(WHAT IS NEEDED)
Return every line of the data below that includes the string "value".

(DATA SUPPLIED)
□ □ □ □

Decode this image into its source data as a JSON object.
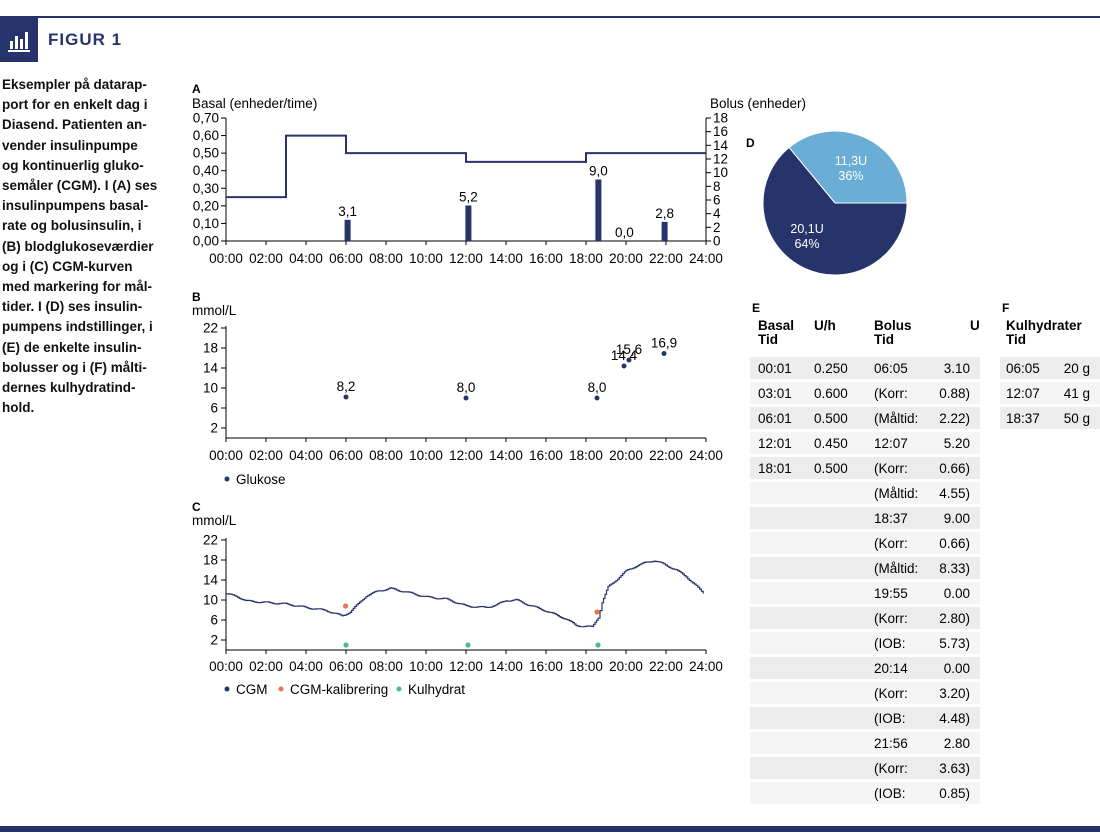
{
  "figure_label": "FIGUR 1",
  "caption": "Eksempler på datarap-\nport for en enkelt dag i\nDiasend. Patienten an-\nvender insulinpumpe\nog kontinuerlig gluko-\nsemåler (CGM). I (A) ses\ninsulinpumpens basal-\nrate og bolusinsulin, i\n(B) blodglukoseværdier\nog i (C) CGM-kurven\nmed markering for mål-\ntider. I (D) ses insulin-\npumpens indstillinger, i\n(E) de enkelte insulin-\nbolusser og i (F) målti-\ndernes kulhydratind-\nhold.",
  "colors": {
    "navy": "#27346b",
    "light_blue": "#6aaed6",
    "orange": "#e07b4a",
    "green": "#4db894",
    "row_shade": "#ececec"
  },
  "chart_data": [
    {
      "panel": "A",
      "type": "line+bar",
      "ylabel_left": "Basal (enheder/time)",
      "ylabel_right": "Bolus (enheder)",
      "xticks": [
        "00:00",
        "02:00",
        "04:00",
        "06:00",
        "08:00",
        "10:00",
        "12:00",
        "14:00",
        "16:00",
        "18:00",
        "20:00",
        "22:00",
        "24:00"
      ],
      "yticks_left": [
        "0,00",
        "0,10",
        "0,20",
        "0,30",
        "0,40",
        "0,50",
        "0,60",
        "0,70"
      ],
      "yticks_right": [
        "0",
        "2",
        "4",
        "6",
        "8",
        "10",
        "12",
        "14",
        "16",
        "18"
      ],
      "ylim_left": [
        0,
        0.7
      ],
      "ylim_right": [
        0,
        18
      ],
      "basal": [
        [
          0,
          0.25
        ],
        [
          3,
          0.6
        ],
        [
          6,
          0.5
        ],
        [
          12,
          0.45
        ],
        [
          18,
          0.5
        ],
        [
          24,
          0.5
        ]
      ],
      "bolus": [
        {
          "x": 6.08,
          "value": 3.1,
          "label": "3,1"
        },
        {
          "x": 12.12,
          "value": 5.2,
          "label": "5,2"
        },
        {
          "x": 18.62,
          "value": 9.0,
          "label": "9,0"
        },
        {
          "x": 19.92,
          "value": 0.0,
          "label": "0,0"
        },
        {
          "x": 21.93,
          "value": 2.8,
          "label": "2,8"
        }
      ]
    },
    {
      "panel": "B",
      "type": "scatter",
      "ylabel": "mmol/L",
      "xticks": [
        "00:00",
        "02:00",
        "04:00",
        "06:00",
        "08:00",
        "10:00",
        "12:00",
        "14:00",
        "16:00",
        "18:00",
        "20:00",
        "22:00",
        "24:00"
      ],
      "yticks": [
        "2",
        "6",
        "10",
        "14",
        "18",
        "22"
      ],
      "ylim": [
        0,
        24
      ],
      "points": [
        {
          "x": 6.0,
          "y": 8.2,
          "label": "8,2"
        },
        {
          "x": 12.0,
          "y": 8.0,
          "label": "8,0"
        },
        {
          "x": 18.55,
          "y": 8.0,
          "label": "8,0"
        },
        {
          "x": 19.9,
          "y": 14.4,
          "label": "14,4"
        },
        {
          "x": 20.15,
          "y": 15.6,
          "label": "15,6"
        },
        {
          "x": 21.9,
          "y": 16.9,
          "label": "16,9"
        }
      ],
      "legend": [
        {
          "name": "Glukose",
          "color": "#27346b"
        }
      ]
    },
    {
      "panel": "C",
      "type": "line",
      "ylabel": "mmol/L",
      "xticks": [
        "00:00",
        "02:00",
        "04:00",
        "06:00",
        "08:00",
        "10:00",
        "12:00",
        "14:00",
        "16:00",
        "18:00",
        "20:00",
        "22:00",
        "24:00"
      ],
      "yticks": [
        "2",
        "6",
        "10",
        "14",
        "18",
        "22"
      ],
      "ylim": [
        0,
        24
      ],
      "cgm": [
        [
          0,
          11.2
        ],
        [
          0.5,
          10.8
        ],
        [
          1,
          9.8
        ],
        [
          2,
          9.5
        ],
        [
          3,
          9.2
        ],
        [
          4,
          8.5
        ],
        [
          5,
          7.9
        ],
        [
          5.8,
          6.8
        ],
        [
          6.2,
          7.6
        ],
        [
          6.6,
          9.2
        ],
        [
          7,
          10.8
        ],
        [
          7.6,
          11.8
        ],
        [
          8.2,
          12.3
        ],
        [
          9,
          11.6
        ],
        [
          10,
          10.6
        ],
        [
          11,
          10.2
        ],
        [
          12,
          8.8
        ],
        [
          12.6,
          8.6
        ],
        [
          13,
          8.5
        ],
        [
          13.5,
          9.0
        ],
        [
          14,
          9.9
        ],
        [
          14.5,
          10.0
        ],
        [
          15,
          9.2
        ],
        [
          16,
          7.8
        ],
        [
          17,
          6.2
        ],
        [
          17.5,
          4.9
        ],
        [
          18.3,
          4.6
        ],
        [
          18.6,
          6.5
        ],
        [
          18.8,
          9.5
        ],
        [
          19.1,
          12.6
        ],
        [
          19.5,
          14.0
        ],
        [
          20,
          15.8
        ],
        [
          20.5,
          16.8
        ],
        [
          21,
          17.5
        ],
        [
          21.4,
          17.9
        ],
        [
          21.8,
          17.3
        ],
        [
          22.5,
          16.0
        ],
        [
          23,
          14.7
        ],
        [
          23.5,
          12.8
        ],
        [
          23.95,
          11.0
        ]
      ],
      "calibration": [
        {
          "x": 5.98,
          "y": 8.8
        },
        {
          "x": 18.55,
          "y": 7.6
        }
      ],
      "carbs": [
        {
          "x": 6.0,
          "y": 1
        },
        {
          "x": 12.1,
          "y": 1
        },
        {
          "x": 18.6,
          "y": 1
        }
      ],
      "legend": [
        {
          "name": "CGM",
          "color": "#27346b"
        },
        {
          "name": "CGM-kalibrering",
          "color": "#e07b4a"
        },
        {
          "name": "Kulhydrat",
          "color": "#4db894"
        }
      ]
    },
    {
      "panel": "D",
      "type": "pie",
      "slices": [
        {
          "label": "11,3U",
          "pct_label": "36%",
          "value": 36,
          "color": "#6aaed6"
        },
        {
          "label": "20,1U",
          "pct_label": "64%",
          "value": 64,
          "color": "#27346b"
        }
      ]
    },
    {
      "panel": "E",
      "type": "table",
      "headers": [
        [
          "Basal",
          "Tid"
        ],
        [
          "U/h"
        ],
        [
          "Bolus",
          "Tid"
        ],
        [
          "U"
        ]
      ],
      "rows": [
        [
          "00:01",
          "0.250",
          "06:05",
          "3.10"
        ],
        [
          "03:01",
          "0.600",
          "(Korr:",
          "0.88)"
        ],
        [
          "06:01",
          "0.500",
          "(Måltid:",
          "2.22)"
        ],
        [
          "12:01",
          "0.450",
          "12:07",
          "5.20"
        ],
        [
          "18:01",
          "0.500",
          "(Korr:",
          "0.66)"
        ],
        [
          "",
          "",
          "(Måltid:",
          "4.55)"
        ],
        [
          "",
          "",
          "18:37",
          "9.00"
        ],
        [
          "",
          "",
          "(Korr:",
          "0.66)"
        ],
        [
          "",
          "",
          "(Måltid:",
          "8.33)"
        ],
        [
          "",
          "",
          "19:55",
          "0.00"
        ],
        [
          "",
          "",
          "(Korr:",
          "2.80)"
        ],
        [
          "",
          "",
          "(IOB:",
          "5.73)"
        ],
        [
          "",
          "",
          "20:14",
          "0.00"
        ],
        [
          "",
          "",
          "(Korr:",
          "3.20)"
        ],
        [
          "",
          "",
          "(IOB:",
          "4.48)"
        ],
        [
          "",
          "",
          "21:56",
          "2.80"
        ],
        [
          "",
          "",
          "(Korr:",
          "3.63)"
        ],
        [
          "",
          "",
          "(IOB:",
          "0.85)"
        ]
      ]
    },
    {
      "panel": "F",
      "type": "table",
      "headers": [
        [
          "Kulhydrater",
          "Tid"
        ]
      ],
      "rows": [
        [
          "06:05",
          "20 g"
        ],
        [
          "12:07",
          "41 g"
        ],
        [
          "18:37",
          "50 g"
        ]
      ]
    }
  ],
  "panel_labels": {
    "A": "A",
    "B": "B",
    "C": "C",
    "D": "D",
    "E": "E",
    "F": "F"
  }
}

□ □ □ □

(RESPONSE TO THE EXERCISE)
          "value": 3.1,
          "value": 5.2,
          "value": 9.0,
          "value": 0.0,
          "value": 2.8,
          "value": 36,
          "value": 64,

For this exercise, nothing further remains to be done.